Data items
=====

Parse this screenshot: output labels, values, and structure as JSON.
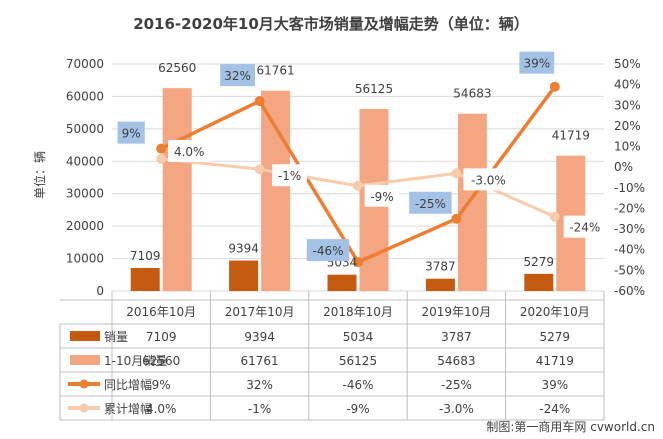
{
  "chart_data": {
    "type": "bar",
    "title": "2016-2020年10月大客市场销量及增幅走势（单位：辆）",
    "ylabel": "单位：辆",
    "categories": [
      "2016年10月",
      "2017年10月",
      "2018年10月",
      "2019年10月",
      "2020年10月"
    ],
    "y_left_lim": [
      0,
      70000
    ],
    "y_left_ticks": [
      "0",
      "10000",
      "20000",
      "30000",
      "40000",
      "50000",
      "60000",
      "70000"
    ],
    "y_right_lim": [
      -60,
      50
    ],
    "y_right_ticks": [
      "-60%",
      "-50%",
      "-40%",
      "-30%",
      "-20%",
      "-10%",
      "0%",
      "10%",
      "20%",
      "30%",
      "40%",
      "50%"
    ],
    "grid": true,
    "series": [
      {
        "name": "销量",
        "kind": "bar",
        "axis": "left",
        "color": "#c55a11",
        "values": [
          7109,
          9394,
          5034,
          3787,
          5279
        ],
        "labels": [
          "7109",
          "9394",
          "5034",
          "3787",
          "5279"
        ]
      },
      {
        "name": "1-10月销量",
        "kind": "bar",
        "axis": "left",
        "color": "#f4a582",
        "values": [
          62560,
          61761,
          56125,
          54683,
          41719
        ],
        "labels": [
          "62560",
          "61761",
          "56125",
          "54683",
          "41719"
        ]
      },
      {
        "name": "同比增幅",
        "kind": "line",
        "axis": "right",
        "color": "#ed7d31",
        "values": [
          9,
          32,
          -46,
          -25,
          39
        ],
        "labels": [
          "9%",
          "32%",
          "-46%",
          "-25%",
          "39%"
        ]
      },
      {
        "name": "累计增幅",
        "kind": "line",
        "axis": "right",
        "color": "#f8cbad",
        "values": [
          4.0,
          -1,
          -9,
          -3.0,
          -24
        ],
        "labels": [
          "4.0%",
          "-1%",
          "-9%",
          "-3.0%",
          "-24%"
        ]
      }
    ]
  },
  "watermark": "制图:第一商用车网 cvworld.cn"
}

=====

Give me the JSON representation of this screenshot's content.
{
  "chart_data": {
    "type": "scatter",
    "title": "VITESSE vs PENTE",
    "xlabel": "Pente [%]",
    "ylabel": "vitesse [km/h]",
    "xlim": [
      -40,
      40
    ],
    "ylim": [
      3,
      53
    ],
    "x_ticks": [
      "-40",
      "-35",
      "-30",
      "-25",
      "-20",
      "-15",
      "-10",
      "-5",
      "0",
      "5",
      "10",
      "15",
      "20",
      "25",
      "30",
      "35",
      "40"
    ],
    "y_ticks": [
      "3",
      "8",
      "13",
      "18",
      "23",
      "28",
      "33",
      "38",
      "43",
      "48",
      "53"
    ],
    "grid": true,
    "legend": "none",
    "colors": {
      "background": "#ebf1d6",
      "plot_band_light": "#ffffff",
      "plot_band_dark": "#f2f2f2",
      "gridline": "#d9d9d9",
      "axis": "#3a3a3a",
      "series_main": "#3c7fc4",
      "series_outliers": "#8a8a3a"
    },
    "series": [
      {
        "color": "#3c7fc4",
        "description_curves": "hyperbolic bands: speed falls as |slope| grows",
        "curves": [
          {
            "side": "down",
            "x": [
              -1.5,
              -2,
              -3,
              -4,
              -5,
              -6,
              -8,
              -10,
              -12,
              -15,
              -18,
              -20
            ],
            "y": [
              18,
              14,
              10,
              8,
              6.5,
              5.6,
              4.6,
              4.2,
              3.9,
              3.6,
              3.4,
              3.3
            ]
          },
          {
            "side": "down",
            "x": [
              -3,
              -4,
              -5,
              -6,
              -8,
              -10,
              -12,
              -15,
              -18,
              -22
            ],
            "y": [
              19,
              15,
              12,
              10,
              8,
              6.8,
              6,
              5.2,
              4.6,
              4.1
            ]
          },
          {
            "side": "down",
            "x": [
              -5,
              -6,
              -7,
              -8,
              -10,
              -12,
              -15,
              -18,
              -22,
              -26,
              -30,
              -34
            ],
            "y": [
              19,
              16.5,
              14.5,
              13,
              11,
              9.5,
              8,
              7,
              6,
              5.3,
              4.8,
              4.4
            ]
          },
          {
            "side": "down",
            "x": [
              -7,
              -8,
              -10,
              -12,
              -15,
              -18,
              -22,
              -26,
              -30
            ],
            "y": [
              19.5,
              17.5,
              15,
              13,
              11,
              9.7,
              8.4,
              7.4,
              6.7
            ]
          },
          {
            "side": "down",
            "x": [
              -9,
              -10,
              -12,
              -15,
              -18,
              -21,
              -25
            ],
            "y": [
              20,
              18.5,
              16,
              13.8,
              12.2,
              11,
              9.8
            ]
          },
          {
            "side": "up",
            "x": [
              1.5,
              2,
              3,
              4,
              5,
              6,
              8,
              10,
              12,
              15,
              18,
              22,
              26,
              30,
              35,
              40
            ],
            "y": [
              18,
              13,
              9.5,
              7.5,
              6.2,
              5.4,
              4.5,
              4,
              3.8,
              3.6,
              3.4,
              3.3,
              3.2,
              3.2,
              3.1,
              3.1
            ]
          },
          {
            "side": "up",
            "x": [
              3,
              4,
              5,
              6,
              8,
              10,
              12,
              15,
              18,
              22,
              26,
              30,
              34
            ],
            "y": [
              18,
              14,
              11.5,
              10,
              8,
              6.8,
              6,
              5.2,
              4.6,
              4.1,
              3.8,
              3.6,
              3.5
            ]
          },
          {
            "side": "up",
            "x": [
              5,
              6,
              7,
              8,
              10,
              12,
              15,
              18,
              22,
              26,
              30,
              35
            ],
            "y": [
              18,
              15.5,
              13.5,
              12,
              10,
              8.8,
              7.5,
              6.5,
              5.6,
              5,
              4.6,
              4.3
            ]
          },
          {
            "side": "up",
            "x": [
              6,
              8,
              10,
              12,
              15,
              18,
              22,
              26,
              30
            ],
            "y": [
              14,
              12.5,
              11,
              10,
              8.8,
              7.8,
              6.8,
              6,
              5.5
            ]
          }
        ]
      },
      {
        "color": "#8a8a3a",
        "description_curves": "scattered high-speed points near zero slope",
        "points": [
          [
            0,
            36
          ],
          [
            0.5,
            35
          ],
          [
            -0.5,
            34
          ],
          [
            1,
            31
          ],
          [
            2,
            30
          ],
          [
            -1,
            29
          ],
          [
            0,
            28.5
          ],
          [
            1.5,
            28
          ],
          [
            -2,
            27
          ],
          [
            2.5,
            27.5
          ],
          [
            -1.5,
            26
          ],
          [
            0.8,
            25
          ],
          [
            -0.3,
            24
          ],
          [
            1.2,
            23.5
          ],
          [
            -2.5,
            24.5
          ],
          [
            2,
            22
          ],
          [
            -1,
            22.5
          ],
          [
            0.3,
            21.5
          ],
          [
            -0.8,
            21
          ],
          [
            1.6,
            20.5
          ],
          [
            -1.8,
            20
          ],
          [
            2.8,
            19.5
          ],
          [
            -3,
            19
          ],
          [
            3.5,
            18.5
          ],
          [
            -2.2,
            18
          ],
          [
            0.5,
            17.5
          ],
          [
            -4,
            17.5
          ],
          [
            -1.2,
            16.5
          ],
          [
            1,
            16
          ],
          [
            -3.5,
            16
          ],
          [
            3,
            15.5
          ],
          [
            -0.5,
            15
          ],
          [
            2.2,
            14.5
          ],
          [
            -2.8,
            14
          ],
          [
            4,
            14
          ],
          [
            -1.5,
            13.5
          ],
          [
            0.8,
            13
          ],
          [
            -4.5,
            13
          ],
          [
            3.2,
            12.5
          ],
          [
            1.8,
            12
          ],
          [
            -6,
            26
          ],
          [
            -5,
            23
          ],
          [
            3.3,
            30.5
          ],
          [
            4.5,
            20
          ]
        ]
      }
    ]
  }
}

=====

[WRITTEN INSTRUCTION] Filter out all lines lacking the word "this" and copy the rest.

[OUTPUT OF THE TASK]
Parse this screenshot: output labels, values, and structure as JSON.
Give me the JSON representation of this screenshot's content.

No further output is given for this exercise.